Task requirements: Select from the records below every line that has the word "Alliance" in it.

Stored entries
#####

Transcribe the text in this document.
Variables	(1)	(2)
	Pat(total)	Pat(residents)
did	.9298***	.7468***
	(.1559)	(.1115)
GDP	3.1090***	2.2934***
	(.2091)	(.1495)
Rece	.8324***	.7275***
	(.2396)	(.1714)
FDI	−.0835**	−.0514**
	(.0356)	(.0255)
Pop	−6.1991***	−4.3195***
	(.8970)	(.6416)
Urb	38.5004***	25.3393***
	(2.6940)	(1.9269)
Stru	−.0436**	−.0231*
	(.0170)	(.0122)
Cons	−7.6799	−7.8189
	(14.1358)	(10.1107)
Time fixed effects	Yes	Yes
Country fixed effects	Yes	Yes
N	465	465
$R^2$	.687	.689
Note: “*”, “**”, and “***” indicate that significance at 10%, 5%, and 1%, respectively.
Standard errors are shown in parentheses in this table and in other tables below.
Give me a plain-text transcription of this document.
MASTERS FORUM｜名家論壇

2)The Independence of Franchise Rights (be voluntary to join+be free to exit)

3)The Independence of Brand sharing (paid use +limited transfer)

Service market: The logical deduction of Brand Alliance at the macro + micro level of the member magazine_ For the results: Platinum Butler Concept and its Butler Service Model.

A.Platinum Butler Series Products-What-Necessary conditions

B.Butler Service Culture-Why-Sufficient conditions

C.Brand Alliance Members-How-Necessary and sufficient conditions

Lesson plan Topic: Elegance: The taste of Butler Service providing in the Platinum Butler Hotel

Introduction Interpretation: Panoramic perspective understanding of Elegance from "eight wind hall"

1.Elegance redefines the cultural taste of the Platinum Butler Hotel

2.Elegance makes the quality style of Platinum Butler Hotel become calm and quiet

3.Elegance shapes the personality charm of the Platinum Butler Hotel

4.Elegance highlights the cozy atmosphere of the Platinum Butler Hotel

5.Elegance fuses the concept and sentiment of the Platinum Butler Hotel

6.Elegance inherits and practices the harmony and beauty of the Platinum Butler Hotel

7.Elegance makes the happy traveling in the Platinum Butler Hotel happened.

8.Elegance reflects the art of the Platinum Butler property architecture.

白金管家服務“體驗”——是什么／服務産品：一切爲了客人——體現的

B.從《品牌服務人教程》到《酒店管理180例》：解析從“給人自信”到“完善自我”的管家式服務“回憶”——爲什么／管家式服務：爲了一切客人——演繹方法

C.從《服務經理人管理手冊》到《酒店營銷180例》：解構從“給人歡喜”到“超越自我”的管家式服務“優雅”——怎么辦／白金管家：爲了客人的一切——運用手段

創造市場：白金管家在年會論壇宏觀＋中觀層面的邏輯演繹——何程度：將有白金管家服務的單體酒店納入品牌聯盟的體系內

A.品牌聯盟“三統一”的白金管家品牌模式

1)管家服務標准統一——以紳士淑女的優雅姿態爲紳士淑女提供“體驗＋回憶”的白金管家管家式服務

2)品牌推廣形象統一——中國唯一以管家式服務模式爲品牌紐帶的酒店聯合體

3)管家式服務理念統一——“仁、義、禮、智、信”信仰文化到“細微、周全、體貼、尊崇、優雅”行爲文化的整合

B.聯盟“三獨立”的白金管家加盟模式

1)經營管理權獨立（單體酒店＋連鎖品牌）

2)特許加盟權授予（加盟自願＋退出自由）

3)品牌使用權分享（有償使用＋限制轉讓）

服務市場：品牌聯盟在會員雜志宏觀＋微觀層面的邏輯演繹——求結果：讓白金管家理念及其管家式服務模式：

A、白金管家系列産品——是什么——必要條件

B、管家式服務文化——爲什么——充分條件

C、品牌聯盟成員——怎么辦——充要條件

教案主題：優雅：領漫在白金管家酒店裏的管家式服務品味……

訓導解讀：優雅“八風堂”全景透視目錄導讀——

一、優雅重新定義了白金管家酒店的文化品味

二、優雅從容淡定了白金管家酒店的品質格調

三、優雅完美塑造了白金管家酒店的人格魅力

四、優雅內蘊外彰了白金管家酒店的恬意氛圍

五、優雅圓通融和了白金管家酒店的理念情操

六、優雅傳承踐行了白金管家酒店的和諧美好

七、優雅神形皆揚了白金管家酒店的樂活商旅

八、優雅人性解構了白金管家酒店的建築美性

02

#####

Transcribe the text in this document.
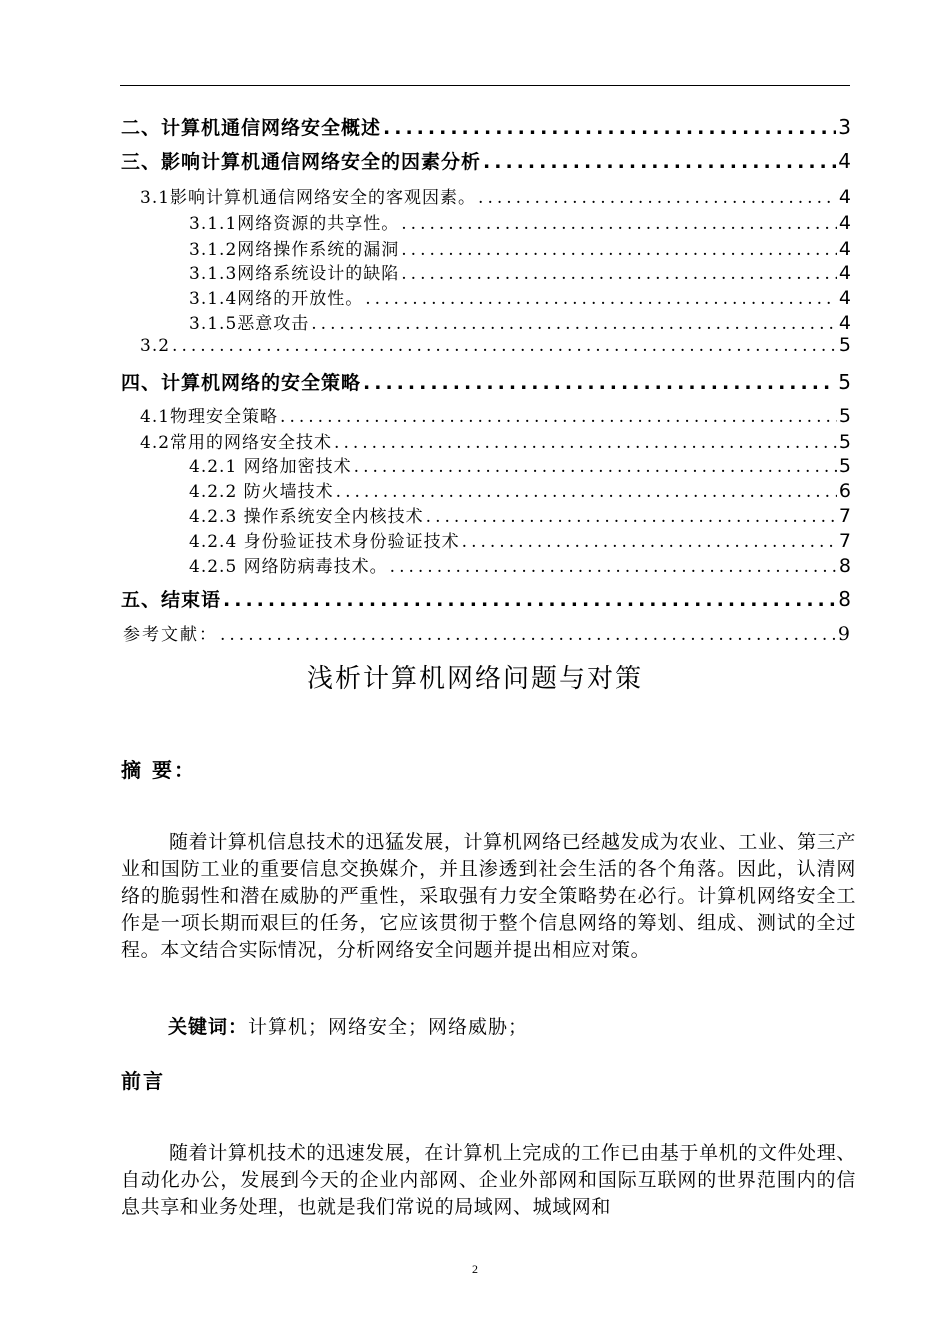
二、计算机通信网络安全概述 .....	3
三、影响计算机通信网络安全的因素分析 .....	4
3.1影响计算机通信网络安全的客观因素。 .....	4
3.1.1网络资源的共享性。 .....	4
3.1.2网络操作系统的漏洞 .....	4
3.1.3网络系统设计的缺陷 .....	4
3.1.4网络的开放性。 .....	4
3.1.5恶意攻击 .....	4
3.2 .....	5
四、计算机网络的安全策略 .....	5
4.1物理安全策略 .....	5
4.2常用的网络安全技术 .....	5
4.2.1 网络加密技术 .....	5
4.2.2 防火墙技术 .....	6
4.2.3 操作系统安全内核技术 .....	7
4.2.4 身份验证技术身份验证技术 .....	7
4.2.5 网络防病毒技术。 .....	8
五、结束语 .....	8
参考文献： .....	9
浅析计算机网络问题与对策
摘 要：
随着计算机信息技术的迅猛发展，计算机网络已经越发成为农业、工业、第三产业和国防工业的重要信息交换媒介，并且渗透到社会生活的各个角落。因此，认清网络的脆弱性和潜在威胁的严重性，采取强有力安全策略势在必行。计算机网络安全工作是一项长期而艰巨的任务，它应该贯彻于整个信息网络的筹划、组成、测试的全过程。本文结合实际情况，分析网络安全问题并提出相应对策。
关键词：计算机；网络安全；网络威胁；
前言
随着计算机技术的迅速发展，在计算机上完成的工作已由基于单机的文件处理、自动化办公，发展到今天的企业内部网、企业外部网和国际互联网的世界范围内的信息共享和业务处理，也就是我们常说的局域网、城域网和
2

#####

Written response:
Service market: The logical deduction of Brand Alliance at the macro + micro level of the member magazine_ For the results: Platinum Butler Concept and its Butler Service Model.
C.Brand Alliance Members-How-Necessary and sufficient conditions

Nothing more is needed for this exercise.